- [Set exercise]
Answer with one number: how many lines hold "FILÉ".

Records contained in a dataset
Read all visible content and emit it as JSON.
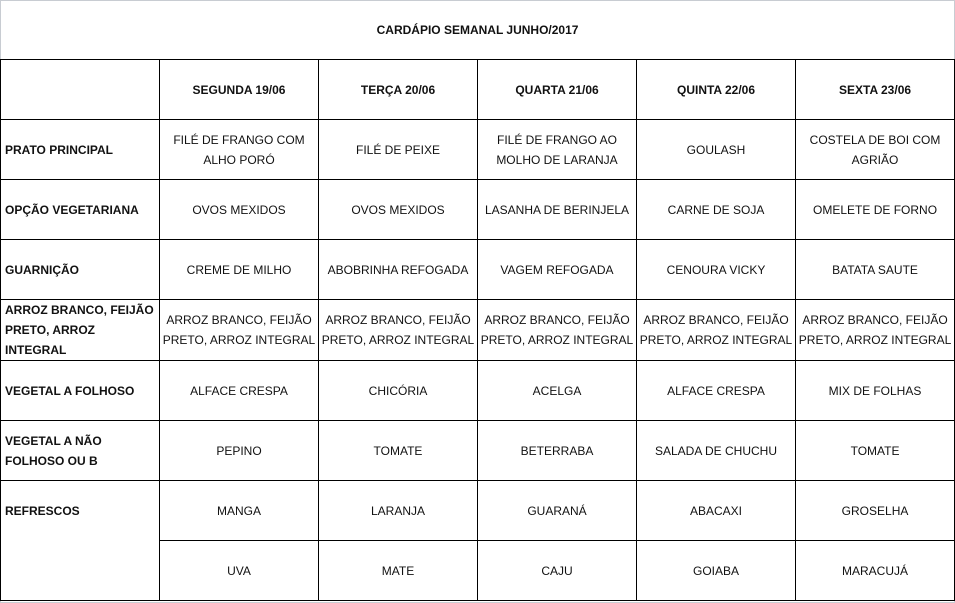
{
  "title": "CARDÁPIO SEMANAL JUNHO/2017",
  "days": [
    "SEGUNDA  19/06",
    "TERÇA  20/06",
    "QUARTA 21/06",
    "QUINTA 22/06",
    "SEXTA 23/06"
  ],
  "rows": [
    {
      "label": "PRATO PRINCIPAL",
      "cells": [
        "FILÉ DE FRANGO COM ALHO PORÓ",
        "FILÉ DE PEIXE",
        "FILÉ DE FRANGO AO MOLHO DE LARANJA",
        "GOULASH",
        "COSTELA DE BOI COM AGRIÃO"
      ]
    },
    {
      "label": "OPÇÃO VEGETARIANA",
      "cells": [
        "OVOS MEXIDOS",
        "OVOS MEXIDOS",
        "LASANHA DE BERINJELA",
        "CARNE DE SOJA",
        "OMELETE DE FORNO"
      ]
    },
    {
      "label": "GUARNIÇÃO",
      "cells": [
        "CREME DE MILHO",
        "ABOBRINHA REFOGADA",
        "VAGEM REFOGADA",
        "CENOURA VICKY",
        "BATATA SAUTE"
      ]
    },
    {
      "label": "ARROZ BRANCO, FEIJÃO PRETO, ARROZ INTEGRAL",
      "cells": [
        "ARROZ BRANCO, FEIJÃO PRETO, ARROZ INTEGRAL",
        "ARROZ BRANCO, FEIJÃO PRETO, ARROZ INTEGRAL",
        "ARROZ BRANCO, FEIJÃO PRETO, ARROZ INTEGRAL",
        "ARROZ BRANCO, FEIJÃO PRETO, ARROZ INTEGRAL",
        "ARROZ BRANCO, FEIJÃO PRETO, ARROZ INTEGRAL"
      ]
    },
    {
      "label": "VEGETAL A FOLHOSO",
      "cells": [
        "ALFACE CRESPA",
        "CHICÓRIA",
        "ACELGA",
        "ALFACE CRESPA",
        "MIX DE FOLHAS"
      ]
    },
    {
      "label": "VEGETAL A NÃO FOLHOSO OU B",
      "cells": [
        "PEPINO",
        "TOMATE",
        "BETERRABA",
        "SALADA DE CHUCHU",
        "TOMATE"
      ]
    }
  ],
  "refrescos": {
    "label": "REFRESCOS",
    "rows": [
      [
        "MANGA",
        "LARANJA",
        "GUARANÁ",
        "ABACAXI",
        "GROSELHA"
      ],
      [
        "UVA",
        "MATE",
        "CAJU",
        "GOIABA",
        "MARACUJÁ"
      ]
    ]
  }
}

* * *

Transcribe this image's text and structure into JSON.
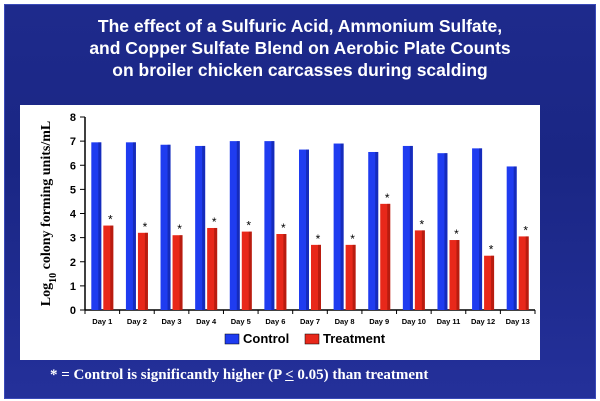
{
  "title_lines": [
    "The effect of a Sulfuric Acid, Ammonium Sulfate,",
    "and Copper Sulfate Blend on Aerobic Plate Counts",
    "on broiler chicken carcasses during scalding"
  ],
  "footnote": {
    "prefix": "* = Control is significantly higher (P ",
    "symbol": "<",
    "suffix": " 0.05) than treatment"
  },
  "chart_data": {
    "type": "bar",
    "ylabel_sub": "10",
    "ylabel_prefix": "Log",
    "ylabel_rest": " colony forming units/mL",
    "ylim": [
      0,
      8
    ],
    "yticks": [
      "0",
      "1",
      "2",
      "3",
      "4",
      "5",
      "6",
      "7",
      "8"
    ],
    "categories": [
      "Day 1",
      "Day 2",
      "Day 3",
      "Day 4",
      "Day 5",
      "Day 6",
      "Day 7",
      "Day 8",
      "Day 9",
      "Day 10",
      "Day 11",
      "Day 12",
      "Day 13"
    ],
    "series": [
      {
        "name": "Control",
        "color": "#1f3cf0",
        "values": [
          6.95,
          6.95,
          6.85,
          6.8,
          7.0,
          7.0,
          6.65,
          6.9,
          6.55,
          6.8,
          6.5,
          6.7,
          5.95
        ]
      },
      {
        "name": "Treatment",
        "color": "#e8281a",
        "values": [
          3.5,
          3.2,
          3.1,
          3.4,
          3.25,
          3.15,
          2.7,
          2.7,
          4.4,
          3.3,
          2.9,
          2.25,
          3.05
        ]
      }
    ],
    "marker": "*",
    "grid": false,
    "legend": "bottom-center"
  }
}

---

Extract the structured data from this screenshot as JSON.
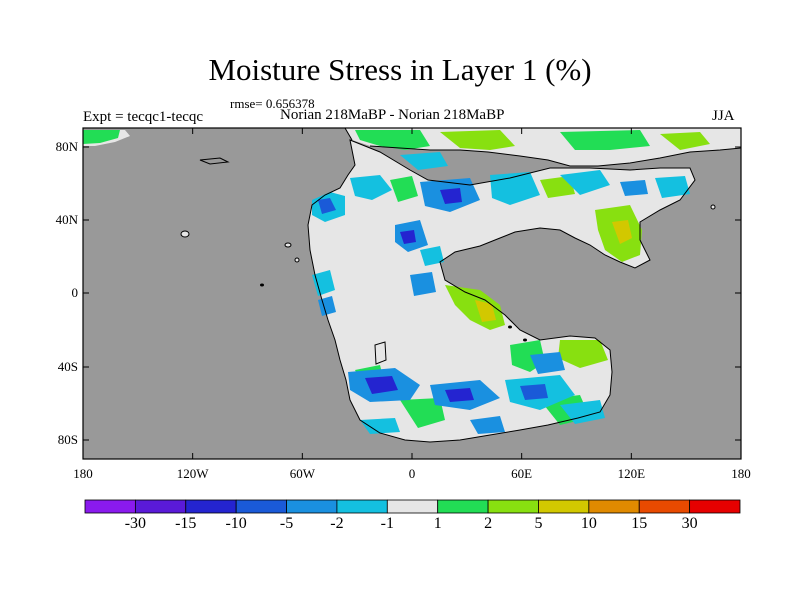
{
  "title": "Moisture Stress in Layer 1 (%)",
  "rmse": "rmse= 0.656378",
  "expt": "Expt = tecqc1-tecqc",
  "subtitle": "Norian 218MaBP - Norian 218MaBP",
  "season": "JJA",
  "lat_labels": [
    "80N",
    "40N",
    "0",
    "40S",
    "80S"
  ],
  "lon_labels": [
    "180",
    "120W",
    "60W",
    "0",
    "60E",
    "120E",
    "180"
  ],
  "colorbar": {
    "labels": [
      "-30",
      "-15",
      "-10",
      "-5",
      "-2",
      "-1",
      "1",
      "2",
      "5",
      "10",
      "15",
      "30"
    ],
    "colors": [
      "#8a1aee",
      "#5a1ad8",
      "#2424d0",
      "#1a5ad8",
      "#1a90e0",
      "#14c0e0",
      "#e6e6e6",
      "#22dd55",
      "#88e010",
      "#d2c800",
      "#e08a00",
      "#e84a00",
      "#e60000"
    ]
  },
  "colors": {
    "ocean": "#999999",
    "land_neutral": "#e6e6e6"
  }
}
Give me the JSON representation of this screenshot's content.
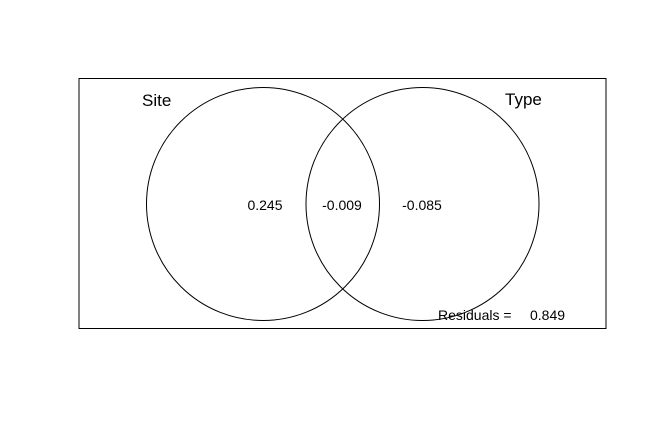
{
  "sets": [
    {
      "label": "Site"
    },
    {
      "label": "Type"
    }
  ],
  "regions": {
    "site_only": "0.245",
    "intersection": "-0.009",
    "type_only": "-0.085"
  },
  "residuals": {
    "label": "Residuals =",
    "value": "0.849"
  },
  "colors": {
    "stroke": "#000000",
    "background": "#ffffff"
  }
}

- [Answer]
3